● **Work instructions**
Where the records below have a line with "severity", that line is to be copied.

Data extracted from a collection:
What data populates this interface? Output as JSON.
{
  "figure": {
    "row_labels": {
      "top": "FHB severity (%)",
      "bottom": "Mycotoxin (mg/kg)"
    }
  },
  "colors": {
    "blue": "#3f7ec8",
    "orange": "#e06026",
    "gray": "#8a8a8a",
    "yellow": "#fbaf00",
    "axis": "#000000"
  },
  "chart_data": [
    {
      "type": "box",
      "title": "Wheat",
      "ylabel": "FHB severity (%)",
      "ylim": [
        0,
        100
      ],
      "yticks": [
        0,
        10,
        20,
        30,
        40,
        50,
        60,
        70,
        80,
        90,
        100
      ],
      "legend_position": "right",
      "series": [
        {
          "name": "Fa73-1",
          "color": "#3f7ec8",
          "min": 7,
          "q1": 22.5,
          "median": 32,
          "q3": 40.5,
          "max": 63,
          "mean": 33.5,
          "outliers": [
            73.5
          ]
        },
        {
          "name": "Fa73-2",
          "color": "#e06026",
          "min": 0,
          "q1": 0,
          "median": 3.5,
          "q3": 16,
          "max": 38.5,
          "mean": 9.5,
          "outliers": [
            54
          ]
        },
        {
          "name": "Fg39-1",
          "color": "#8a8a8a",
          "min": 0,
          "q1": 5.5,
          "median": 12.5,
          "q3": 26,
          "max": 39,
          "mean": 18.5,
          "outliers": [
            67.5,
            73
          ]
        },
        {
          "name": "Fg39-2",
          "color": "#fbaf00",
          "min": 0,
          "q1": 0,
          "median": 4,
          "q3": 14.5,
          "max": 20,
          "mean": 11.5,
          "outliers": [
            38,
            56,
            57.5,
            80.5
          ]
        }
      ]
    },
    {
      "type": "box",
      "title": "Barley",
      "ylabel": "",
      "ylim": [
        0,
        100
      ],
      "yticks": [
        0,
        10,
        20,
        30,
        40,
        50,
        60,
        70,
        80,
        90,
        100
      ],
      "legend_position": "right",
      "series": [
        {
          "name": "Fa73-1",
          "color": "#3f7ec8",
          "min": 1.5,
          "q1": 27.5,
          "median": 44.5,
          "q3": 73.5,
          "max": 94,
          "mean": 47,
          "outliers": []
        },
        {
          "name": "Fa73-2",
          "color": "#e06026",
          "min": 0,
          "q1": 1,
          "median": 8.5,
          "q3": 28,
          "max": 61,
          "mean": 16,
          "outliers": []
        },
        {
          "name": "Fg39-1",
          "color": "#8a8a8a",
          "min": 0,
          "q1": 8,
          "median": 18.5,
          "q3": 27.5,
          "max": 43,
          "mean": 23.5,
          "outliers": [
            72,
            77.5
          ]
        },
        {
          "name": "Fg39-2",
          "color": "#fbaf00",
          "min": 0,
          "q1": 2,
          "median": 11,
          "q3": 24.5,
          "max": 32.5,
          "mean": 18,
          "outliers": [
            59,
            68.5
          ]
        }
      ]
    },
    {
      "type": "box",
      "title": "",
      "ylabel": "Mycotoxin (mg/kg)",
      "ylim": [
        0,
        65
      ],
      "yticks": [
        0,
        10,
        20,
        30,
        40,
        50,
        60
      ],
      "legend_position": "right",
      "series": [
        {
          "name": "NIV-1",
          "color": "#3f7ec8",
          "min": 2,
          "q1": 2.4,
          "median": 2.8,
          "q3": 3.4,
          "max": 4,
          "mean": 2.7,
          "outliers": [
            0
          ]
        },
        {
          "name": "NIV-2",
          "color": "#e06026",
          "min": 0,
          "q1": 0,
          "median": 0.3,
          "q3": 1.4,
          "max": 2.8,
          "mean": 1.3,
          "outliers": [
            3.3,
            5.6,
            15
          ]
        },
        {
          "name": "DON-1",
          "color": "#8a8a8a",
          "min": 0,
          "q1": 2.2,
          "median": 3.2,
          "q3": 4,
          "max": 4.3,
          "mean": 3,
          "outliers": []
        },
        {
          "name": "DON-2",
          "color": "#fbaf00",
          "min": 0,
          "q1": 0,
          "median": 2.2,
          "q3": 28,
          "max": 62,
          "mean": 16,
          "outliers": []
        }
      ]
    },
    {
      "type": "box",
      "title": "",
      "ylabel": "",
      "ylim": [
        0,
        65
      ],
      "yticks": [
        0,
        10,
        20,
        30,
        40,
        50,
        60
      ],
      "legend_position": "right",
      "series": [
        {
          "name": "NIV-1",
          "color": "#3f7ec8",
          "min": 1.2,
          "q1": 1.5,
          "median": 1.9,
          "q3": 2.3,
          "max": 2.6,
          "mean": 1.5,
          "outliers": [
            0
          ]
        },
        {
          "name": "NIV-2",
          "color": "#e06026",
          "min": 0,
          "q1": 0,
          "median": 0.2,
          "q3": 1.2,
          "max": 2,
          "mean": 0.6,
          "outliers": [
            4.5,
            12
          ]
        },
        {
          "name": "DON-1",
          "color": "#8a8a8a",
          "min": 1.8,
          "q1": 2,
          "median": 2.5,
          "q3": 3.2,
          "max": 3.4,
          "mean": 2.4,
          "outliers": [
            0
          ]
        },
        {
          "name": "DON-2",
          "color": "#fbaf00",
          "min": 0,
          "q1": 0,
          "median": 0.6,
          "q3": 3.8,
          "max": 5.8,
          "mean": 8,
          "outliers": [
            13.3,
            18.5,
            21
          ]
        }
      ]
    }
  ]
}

● **Output**
      "top": "FHB severity (%)",
      "ylabel": "FHB severity (%)",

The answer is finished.